Your objective
Give back exactly the lines that run from the line containing "Output a JSON" through the end of the listing below. Leave out every other line.

Source data
>> START
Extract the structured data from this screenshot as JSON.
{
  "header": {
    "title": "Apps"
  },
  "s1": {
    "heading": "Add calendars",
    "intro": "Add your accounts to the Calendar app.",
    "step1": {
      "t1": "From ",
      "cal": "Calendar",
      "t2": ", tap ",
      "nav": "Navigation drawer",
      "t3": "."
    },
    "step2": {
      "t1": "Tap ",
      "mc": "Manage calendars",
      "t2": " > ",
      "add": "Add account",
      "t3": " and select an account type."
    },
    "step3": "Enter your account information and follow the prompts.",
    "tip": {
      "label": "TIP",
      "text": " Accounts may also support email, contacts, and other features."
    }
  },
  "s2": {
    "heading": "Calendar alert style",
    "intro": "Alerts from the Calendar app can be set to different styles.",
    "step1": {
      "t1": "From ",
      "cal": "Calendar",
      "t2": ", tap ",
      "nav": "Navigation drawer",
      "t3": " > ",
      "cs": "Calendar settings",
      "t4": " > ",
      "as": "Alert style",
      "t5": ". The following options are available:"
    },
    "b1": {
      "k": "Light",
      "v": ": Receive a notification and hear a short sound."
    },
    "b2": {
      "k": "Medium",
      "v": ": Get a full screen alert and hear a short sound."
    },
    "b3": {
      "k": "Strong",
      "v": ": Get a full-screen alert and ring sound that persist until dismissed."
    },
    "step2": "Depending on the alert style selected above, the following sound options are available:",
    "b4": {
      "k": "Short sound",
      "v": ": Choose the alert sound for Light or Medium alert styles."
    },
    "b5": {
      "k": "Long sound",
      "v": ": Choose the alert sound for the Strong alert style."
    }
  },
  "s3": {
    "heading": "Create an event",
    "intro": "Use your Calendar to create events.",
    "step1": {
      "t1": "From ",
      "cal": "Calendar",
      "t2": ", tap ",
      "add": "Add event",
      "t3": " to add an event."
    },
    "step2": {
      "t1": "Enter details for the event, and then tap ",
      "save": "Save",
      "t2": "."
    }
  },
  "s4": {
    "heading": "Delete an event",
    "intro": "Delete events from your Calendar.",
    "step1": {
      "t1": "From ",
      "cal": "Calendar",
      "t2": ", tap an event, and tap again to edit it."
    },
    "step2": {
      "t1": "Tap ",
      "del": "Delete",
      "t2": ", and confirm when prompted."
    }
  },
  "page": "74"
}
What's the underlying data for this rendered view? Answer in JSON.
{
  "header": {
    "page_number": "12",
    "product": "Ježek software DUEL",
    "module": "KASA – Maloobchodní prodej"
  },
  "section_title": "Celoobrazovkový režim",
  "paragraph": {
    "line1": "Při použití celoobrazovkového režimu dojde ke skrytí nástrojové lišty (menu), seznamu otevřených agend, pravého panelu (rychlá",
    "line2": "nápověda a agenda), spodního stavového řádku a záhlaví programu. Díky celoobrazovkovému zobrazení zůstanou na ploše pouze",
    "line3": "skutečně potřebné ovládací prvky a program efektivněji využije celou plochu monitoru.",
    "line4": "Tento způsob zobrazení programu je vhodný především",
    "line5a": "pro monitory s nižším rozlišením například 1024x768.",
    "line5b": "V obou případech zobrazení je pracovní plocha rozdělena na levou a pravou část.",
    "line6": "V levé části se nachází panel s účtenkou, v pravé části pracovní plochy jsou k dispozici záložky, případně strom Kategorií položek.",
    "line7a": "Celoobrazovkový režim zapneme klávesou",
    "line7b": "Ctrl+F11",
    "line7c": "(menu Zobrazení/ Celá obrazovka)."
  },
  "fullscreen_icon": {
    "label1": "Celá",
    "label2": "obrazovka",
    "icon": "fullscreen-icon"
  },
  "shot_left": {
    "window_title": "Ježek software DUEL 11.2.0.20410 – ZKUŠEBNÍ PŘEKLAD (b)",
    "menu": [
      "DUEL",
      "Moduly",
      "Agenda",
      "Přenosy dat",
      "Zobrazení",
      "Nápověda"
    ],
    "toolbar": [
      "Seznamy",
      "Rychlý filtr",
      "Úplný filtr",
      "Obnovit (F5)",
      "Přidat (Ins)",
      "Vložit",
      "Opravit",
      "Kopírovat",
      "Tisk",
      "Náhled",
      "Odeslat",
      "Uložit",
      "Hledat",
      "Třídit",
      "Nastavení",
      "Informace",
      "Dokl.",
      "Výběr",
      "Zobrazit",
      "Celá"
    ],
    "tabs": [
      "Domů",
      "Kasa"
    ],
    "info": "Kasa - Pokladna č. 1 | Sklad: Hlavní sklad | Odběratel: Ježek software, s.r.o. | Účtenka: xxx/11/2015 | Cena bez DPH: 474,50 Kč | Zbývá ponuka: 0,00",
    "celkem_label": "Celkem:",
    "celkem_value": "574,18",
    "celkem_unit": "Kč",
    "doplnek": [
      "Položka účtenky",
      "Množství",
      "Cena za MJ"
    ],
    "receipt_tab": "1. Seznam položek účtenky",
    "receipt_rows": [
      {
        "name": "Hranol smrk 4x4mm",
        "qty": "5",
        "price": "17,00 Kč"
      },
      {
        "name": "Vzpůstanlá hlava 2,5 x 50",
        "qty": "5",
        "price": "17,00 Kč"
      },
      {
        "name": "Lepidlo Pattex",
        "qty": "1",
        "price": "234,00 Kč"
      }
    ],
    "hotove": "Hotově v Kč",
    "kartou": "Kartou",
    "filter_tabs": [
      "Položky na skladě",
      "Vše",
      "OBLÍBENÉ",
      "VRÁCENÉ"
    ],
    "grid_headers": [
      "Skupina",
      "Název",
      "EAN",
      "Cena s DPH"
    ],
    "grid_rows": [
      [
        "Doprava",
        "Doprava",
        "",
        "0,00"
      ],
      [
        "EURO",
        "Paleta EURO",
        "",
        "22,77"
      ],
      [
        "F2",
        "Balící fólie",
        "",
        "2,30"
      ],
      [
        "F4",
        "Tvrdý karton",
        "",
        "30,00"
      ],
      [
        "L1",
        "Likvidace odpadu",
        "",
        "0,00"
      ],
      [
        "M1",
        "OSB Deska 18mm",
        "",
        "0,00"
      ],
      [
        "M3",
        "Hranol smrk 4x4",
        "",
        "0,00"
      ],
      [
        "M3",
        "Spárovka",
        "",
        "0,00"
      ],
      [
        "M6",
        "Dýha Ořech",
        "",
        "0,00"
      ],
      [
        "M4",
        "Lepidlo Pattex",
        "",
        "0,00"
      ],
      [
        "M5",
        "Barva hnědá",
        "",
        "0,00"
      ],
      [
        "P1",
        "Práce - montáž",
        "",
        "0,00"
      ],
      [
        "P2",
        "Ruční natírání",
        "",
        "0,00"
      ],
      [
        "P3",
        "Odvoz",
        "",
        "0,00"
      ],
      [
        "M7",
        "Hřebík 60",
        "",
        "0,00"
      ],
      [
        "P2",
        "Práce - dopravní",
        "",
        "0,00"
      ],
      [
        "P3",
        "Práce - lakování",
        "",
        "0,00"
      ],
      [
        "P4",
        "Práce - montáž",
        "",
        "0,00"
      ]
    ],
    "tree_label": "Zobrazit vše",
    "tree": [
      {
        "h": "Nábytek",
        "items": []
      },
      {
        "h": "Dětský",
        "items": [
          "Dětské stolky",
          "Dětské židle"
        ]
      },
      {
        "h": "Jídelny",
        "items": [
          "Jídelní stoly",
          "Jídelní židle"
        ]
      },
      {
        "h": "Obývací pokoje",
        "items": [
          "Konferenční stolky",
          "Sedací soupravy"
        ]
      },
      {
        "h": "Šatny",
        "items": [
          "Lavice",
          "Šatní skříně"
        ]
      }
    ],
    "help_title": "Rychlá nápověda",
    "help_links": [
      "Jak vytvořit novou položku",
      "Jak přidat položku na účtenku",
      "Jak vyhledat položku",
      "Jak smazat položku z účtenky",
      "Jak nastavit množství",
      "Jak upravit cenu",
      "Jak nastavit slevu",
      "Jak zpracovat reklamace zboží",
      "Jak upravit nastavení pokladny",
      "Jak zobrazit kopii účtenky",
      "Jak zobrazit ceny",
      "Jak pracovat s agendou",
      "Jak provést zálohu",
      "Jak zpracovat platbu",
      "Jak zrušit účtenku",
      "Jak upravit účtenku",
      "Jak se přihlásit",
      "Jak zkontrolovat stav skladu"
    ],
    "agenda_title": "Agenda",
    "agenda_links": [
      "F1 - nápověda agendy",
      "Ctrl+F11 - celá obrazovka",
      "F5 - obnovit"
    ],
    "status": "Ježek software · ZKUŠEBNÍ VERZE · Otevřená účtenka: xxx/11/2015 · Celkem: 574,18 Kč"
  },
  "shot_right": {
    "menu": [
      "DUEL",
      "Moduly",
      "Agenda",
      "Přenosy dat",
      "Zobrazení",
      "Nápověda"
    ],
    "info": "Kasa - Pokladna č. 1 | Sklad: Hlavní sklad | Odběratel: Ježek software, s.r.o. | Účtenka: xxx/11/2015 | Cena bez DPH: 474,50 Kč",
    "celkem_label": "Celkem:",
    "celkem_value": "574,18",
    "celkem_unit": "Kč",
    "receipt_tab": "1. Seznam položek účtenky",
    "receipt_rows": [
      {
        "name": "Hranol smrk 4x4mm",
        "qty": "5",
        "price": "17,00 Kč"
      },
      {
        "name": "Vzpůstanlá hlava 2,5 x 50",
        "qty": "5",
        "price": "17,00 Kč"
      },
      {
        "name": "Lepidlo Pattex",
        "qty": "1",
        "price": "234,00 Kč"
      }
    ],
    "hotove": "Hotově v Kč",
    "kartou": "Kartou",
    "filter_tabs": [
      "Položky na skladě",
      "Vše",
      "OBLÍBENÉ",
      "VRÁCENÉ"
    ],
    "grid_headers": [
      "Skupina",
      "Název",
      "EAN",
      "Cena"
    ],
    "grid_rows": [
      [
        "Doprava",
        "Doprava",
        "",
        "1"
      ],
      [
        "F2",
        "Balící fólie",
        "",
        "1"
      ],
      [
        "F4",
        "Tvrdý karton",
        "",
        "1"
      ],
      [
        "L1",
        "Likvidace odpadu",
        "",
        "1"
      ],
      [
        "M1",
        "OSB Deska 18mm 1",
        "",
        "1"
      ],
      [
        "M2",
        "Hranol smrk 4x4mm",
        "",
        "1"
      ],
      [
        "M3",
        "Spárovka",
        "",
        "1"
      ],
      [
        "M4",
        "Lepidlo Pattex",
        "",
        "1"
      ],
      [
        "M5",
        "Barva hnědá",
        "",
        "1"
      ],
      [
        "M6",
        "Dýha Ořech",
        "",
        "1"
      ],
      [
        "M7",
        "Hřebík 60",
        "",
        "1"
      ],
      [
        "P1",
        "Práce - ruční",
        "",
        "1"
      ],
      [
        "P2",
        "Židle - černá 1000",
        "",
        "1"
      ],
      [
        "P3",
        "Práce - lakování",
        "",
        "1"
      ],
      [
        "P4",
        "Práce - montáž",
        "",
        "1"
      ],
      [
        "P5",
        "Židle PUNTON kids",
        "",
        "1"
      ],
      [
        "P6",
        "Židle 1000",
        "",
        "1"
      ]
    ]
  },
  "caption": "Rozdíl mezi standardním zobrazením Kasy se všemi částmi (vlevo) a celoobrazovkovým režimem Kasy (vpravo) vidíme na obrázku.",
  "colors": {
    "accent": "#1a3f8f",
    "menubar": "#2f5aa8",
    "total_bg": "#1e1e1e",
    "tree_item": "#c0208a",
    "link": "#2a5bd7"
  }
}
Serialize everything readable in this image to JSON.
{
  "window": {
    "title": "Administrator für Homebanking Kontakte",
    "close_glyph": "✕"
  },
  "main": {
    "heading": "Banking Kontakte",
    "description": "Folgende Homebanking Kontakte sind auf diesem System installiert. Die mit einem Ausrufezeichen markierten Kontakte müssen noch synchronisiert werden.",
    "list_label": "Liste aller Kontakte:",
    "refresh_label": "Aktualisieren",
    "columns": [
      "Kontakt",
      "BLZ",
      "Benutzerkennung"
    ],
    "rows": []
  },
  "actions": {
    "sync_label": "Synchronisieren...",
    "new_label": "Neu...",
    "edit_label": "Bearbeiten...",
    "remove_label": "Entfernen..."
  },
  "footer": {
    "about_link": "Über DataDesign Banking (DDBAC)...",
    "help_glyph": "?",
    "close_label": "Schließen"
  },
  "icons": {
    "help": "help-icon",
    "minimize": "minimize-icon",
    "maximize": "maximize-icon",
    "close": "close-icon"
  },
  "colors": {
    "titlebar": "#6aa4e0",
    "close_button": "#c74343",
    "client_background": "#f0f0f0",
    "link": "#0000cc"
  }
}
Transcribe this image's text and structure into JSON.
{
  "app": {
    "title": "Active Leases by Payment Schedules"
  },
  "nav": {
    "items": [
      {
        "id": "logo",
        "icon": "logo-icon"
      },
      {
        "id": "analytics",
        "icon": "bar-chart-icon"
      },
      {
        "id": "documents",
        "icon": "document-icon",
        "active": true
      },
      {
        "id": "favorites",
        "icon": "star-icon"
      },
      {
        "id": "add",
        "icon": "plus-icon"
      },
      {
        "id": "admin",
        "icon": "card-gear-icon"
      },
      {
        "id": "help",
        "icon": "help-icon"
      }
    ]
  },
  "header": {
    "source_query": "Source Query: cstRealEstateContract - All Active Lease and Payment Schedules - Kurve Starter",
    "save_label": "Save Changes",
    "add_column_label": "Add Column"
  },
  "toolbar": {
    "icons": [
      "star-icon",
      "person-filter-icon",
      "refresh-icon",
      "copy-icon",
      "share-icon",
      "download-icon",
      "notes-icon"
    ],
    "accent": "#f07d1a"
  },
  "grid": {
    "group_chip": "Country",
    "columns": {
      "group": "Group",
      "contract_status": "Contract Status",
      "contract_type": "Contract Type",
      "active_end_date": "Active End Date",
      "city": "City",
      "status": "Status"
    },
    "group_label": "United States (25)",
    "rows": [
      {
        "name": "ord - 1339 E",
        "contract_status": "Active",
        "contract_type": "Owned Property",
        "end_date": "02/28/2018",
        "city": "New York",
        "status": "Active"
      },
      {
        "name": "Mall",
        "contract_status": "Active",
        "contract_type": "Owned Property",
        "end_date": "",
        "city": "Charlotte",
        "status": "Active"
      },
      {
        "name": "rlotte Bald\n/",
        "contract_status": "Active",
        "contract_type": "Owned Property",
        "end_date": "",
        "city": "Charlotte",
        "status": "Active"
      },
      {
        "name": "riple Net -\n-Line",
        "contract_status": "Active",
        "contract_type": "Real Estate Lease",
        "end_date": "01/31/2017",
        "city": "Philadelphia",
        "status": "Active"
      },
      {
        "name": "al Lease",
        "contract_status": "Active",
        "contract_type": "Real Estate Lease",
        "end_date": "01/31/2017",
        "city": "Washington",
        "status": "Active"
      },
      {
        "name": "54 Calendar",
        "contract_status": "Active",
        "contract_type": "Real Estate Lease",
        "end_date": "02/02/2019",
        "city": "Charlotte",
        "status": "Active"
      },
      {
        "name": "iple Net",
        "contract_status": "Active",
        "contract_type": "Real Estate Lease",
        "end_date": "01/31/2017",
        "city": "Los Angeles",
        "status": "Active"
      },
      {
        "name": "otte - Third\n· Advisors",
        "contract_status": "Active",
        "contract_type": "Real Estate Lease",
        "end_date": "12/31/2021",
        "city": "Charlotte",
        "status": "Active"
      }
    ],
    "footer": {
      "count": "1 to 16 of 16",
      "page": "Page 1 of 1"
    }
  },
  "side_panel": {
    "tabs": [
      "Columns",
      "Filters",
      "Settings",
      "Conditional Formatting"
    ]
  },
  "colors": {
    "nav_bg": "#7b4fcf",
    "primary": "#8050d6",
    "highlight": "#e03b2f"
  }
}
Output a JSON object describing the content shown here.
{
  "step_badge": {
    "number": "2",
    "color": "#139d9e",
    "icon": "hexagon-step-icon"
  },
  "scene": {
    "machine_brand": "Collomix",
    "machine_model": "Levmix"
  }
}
>> END
Solution for this exercise
Output a JSON object describing the content shown here.
{
  "step_badge": {
    "number": "2",
    "color": "#139d9e",
    "icon": "hexagon-step-icon"
  },
  "scene": {
    "machine_brand": "Collomix",
    "machine_model": "Levmix"
  }
}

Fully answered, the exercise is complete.